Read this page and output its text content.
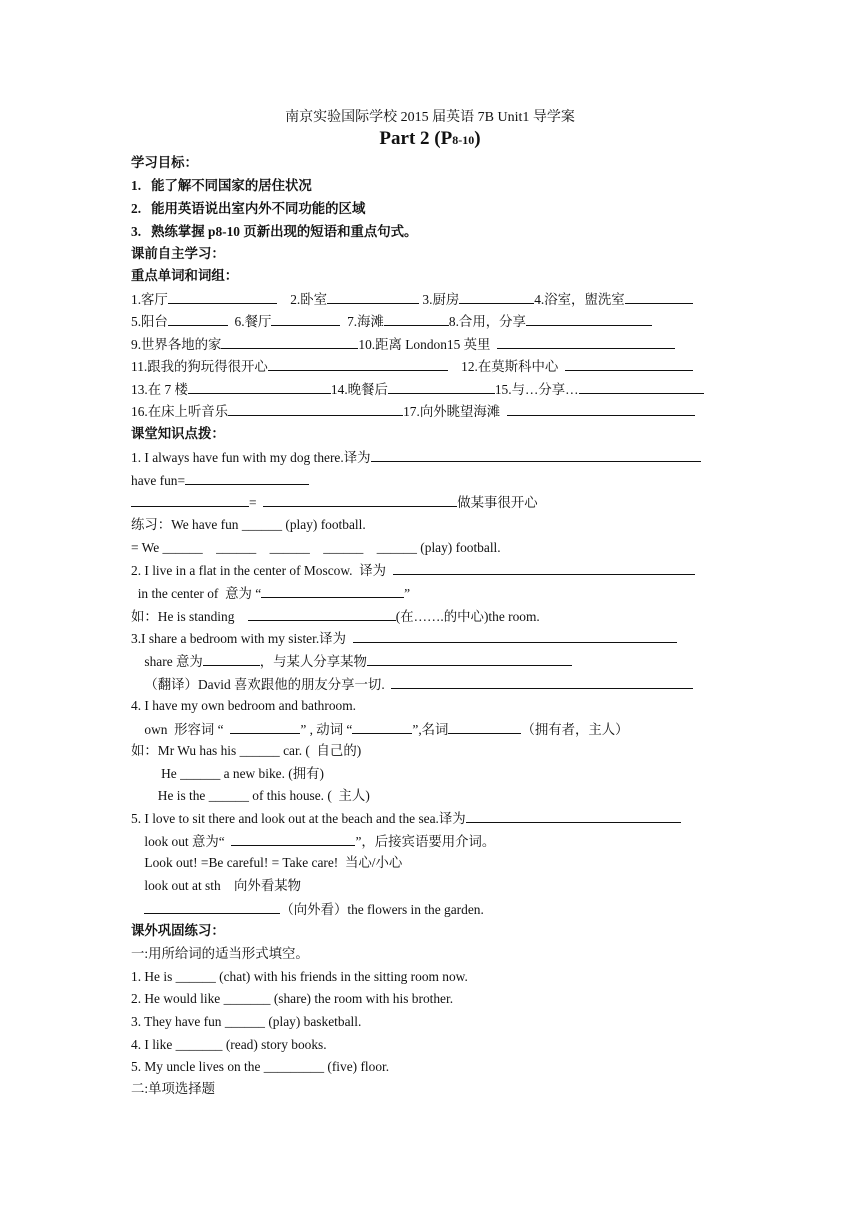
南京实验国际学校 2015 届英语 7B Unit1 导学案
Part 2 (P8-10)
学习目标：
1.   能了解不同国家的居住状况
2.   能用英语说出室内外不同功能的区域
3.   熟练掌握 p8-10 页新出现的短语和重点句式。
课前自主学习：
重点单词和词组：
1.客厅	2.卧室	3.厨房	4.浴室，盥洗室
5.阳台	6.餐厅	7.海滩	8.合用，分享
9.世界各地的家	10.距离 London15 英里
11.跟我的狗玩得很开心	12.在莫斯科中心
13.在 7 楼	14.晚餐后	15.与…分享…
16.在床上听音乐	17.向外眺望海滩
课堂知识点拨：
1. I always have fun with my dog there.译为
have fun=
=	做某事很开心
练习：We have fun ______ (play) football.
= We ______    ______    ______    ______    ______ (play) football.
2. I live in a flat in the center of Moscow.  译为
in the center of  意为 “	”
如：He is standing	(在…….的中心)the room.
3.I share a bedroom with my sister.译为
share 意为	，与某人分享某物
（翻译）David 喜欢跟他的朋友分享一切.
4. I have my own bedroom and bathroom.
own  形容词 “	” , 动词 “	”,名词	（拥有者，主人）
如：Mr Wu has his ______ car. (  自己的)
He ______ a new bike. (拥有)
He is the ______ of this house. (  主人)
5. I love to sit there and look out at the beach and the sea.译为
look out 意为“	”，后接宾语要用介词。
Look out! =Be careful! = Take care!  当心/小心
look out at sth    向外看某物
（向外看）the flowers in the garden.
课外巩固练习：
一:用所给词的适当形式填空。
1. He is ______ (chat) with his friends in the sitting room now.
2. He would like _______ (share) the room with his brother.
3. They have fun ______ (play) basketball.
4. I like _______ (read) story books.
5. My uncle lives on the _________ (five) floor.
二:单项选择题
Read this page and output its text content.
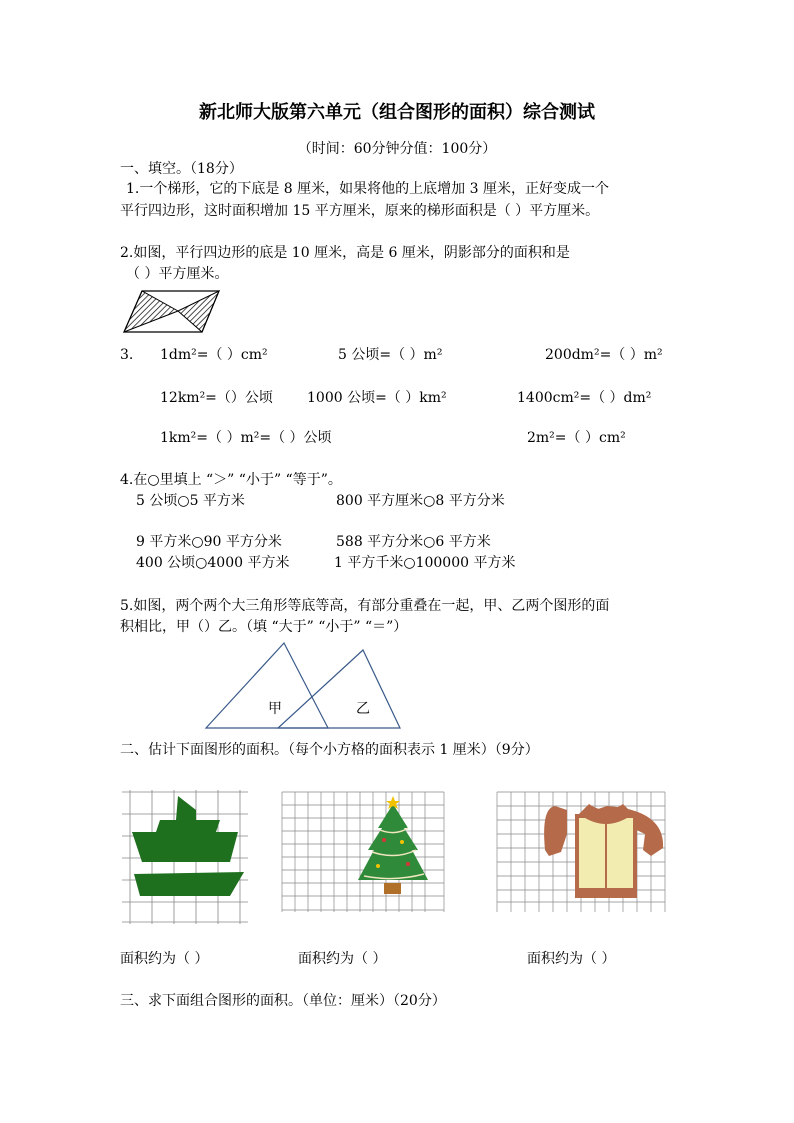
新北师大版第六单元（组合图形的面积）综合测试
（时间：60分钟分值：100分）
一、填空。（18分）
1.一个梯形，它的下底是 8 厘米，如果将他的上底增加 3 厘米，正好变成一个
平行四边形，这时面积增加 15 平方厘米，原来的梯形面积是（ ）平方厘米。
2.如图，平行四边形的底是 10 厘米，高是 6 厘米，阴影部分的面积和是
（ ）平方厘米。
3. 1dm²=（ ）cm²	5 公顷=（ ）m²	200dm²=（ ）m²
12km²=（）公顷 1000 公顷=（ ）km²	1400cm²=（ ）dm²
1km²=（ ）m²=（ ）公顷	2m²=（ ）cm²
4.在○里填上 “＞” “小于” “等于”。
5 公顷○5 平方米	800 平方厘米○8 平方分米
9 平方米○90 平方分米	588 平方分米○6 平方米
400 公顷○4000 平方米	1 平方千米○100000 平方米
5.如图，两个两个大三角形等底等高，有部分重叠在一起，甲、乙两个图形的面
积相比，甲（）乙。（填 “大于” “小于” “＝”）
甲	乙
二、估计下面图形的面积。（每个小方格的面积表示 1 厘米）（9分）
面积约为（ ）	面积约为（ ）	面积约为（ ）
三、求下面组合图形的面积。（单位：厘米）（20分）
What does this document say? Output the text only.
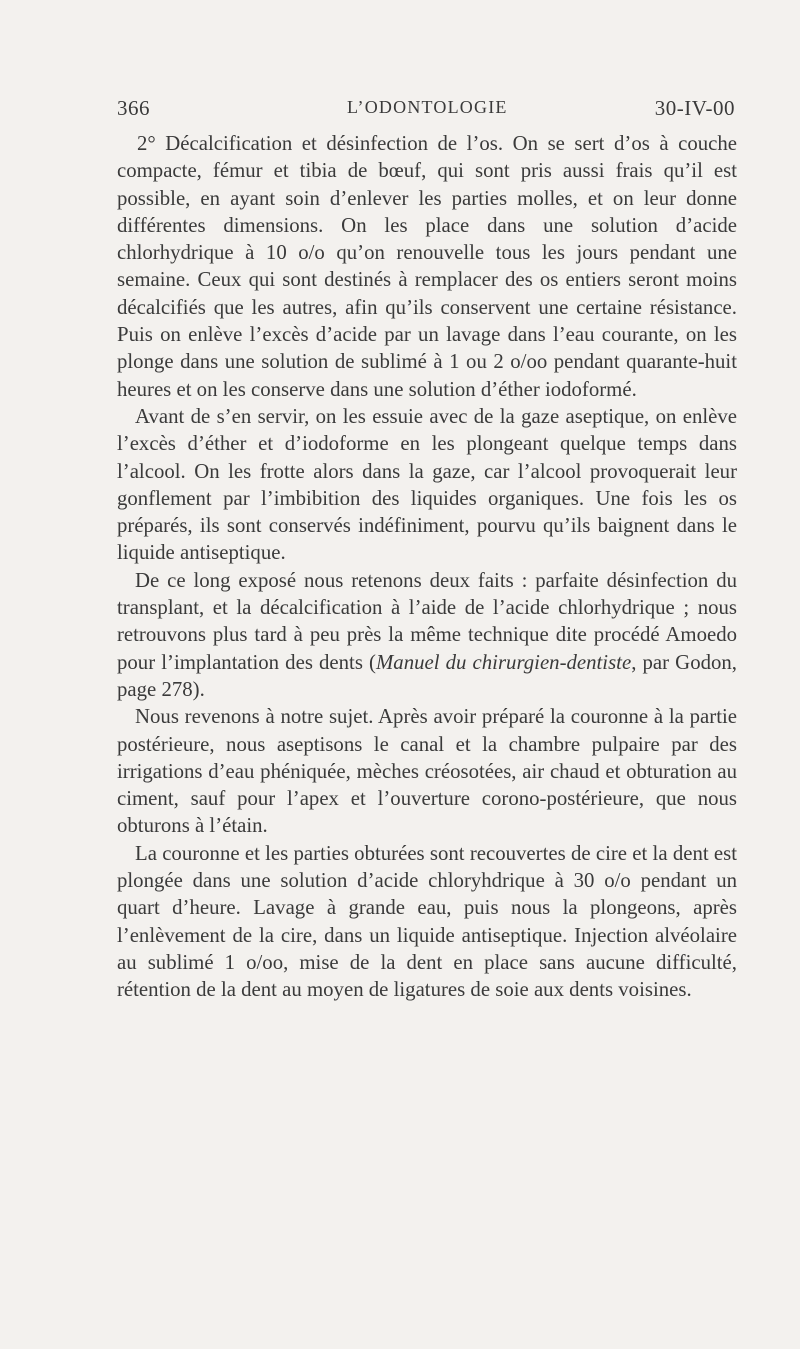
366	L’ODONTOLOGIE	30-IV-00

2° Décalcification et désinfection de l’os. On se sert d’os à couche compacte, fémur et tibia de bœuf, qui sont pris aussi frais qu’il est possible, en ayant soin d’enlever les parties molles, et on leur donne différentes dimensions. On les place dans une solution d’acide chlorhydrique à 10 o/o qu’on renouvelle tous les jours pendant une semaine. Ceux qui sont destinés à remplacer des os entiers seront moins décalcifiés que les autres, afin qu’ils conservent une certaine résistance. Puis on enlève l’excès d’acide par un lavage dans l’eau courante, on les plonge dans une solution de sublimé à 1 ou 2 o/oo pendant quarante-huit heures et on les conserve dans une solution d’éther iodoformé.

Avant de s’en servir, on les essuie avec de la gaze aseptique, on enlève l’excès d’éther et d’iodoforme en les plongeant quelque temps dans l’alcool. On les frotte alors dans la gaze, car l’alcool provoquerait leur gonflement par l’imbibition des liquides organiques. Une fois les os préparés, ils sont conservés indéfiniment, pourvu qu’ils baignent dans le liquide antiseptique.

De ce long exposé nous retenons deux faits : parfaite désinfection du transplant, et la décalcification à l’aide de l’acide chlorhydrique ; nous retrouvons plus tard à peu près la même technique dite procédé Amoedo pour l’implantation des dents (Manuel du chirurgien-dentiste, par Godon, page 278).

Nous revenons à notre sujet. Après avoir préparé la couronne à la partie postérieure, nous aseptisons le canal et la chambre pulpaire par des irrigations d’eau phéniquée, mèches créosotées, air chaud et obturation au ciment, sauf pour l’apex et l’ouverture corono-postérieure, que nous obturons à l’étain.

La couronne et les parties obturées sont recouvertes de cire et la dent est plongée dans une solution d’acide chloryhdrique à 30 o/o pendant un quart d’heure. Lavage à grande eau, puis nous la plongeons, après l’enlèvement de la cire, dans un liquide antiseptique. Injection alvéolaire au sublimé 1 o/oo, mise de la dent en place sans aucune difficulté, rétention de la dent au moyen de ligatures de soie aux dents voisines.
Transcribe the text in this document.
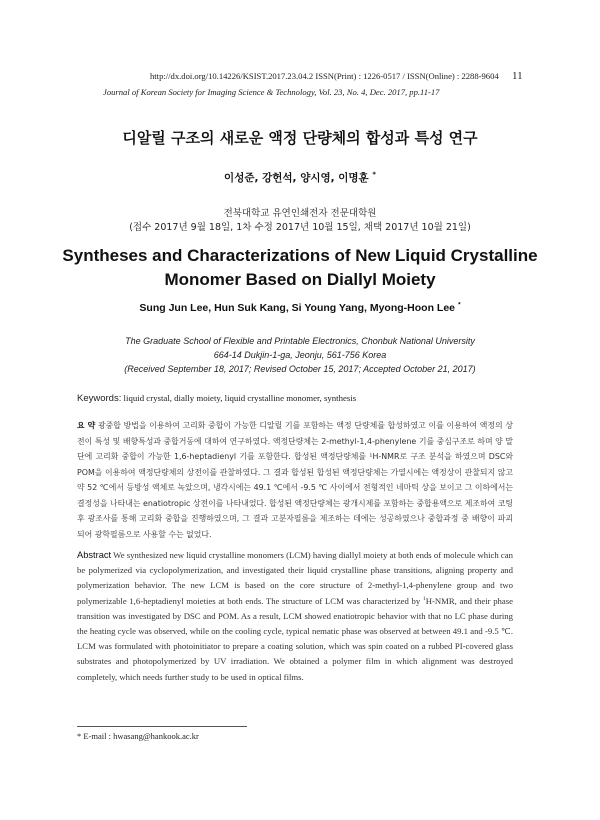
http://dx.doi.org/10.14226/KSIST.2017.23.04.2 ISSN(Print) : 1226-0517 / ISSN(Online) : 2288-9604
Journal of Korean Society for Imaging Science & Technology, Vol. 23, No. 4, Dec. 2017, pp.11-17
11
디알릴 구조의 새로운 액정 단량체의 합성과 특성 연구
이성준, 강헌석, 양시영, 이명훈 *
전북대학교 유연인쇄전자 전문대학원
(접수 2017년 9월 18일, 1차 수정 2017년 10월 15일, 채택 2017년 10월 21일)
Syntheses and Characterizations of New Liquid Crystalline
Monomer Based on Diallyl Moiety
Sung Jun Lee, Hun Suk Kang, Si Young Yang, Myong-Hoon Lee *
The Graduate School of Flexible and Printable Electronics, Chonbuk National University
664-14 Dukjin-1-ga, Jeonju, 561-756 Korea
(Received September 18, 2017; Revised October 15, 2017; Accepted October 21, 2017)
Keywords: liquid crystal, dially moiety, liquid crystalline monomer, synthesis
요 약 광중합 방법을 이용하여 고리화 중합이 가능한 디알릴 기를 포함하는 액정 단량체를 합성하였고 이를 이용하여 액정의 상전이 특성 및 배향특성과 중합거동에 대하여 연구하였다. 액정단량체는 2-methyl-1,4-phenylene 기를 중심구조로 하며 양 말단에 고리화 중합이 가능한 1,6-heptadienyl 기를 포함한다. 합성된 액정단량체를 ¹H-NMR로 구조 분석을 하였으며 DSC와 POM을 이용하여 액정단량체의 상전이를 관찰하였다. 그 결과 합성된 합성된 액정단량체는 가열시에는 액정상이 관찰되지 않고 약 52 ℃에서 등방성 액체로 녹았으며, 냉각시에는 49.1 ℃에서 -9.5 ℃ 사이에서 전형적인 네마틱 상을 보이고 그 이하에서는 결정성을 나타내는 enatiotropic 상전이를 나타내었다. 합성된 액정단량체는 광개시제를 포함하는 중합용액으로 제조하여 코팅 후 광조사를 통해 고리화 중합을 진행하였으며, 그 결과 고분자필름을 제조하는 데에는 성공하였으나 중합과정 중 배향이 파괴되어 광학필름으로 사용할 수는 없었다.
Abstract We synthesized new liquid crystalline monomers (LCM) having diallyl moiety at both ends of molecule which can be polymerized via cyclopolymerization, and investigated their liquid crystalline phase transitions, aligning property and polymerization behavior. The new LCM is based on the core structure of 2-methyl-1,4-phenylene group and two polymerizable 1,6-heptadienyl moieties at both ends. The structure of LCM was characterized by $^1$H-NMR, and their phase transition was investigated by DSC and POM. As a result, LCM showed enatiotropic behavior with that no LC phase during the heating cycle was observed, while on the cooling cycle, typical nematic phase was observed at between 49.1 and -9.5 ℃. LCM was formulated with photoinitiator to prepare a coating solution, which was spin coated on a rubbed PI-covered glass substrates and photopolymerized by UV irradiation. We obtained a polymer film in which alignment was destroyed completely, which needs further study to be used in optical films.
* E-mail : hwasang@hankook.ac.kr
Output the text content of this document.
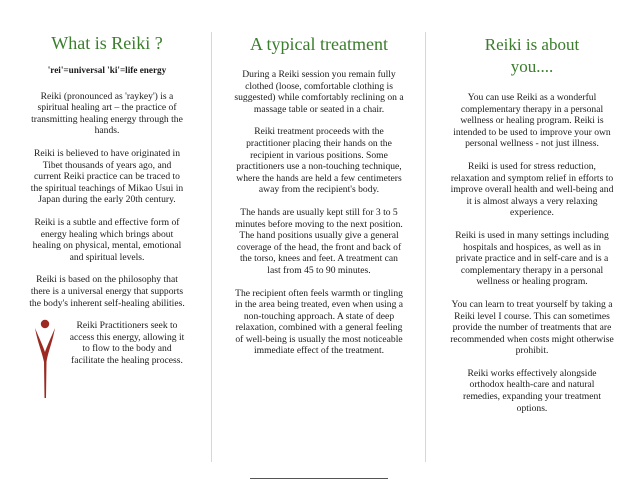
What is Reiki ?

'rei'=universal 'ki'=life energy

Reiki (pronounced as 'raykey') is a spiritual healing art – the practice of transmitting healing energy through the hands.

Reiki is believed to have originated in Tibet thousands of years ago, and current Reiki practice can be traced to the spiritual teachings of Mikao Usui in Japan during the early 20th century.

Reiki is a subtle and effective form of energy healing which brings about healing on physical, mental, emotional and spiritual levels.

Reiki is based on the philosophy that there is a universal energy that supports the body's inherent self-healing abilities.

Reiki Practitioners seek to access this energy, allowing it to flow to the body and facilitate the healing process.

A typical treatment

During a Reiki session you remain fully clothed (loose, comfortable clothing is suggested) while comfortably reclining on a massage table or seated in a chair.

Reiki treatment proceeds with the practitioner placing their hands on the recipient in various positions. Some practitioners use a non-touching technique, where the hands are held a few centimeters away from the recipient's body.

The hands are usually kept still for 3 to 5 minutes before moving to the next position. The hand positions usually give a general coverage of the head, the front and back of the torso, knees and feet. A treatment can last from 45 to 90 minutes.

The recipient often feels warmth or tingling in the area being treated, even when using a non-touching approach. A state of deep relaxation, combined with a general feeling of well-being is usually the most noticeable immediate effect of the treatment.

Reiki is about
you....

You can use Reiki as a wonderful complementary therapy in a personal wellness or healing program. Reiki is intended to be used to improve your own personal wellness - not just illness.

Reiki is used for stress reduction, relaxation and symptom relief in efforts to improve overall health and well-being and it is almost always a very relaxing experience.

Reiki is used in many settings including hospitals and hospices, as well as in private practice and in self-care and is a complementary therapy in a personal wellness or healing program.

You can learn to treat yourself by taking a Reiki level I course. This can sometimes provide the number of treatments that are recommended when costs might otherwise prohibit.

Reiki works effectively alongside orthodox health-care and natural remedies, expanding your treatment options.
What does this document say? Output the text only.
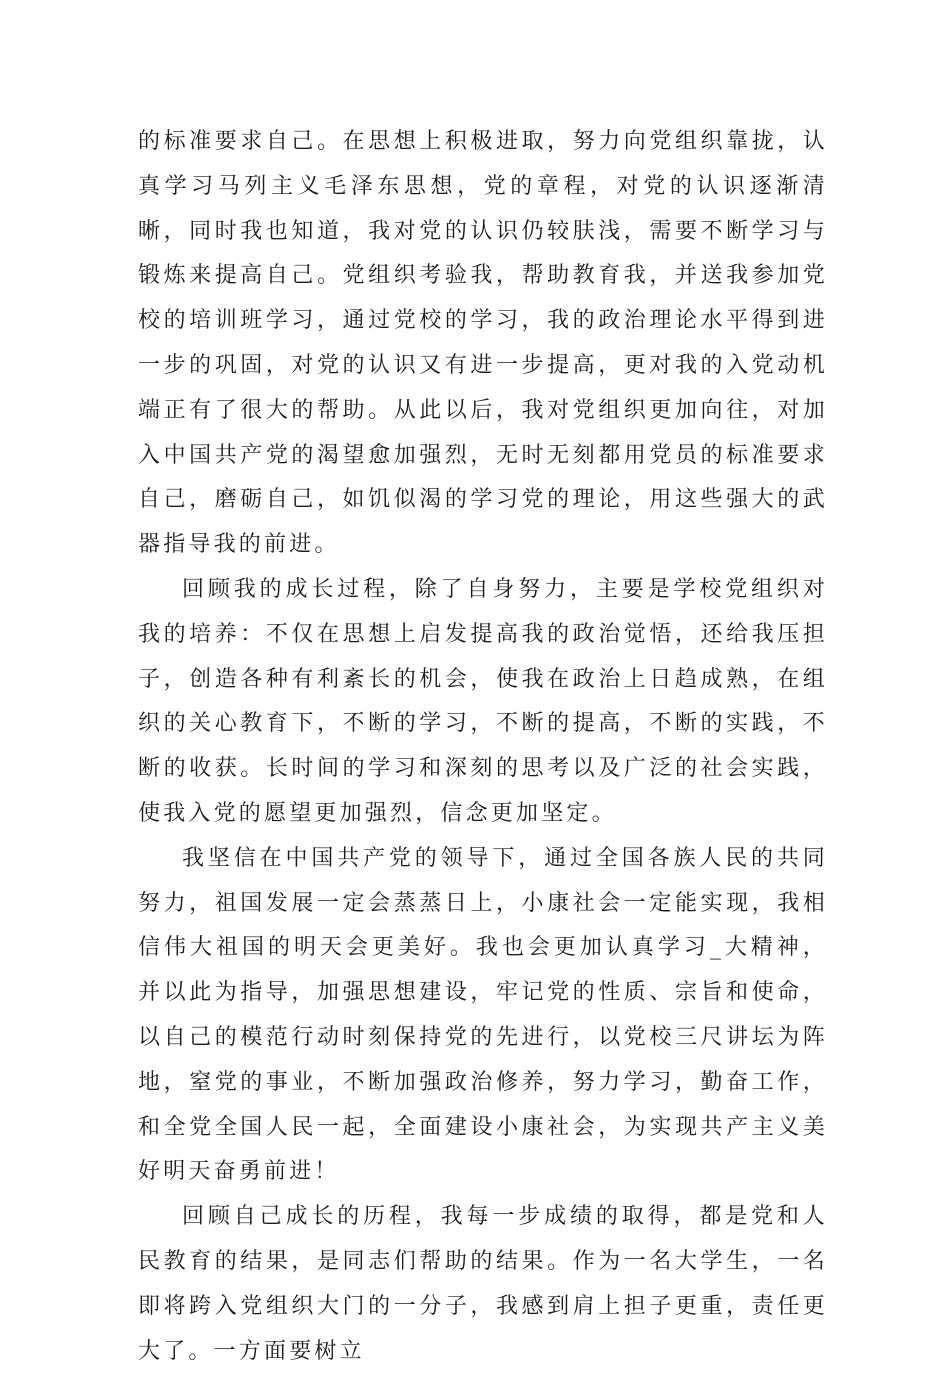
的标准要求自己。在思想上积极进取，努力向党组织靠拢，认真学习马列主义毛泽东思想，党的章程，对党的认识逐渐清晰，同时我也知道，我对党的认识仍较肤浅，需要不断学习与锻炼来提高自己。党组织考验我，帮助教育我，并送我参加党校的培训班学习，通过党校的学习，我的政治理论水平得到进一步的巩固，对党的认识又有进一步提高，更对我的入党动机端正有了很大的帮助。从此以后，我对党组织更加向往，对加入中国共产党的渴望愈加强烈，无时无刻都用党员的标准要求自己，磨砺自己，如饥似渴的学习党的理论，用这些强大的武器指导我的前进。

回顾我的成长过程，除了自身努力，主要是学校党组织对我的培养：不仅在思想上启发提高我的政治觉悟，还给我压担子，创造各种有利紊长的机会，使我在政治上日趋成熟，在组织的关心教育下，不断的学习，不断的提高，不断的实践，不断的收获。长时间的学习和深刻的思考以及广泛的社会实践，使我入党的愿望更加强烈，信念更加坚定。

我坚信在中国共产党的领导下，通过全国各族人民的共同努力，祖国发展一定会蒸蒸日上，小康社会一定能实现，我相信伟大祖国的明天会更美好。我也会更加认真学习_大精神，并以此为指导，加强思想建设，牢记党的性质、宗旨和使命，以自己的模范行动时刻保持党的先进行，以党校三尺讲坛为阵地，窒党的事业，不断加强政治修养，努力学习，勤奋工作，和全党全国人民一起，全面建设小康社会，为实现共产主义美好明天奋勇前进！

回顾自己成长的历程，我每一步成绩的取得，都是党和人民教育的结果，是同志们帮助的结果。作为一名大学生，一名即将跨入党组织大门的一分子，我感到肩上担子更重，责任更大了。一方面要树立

• • •

● WORK INSTRUCTIONS
Pick out the lines above containing the word "document", then copy them.

● THE RESULT
What does this document say? Output the text only.
Transcribe the text in this document.
Output the text content of this document.
What does this document say? Output the text only.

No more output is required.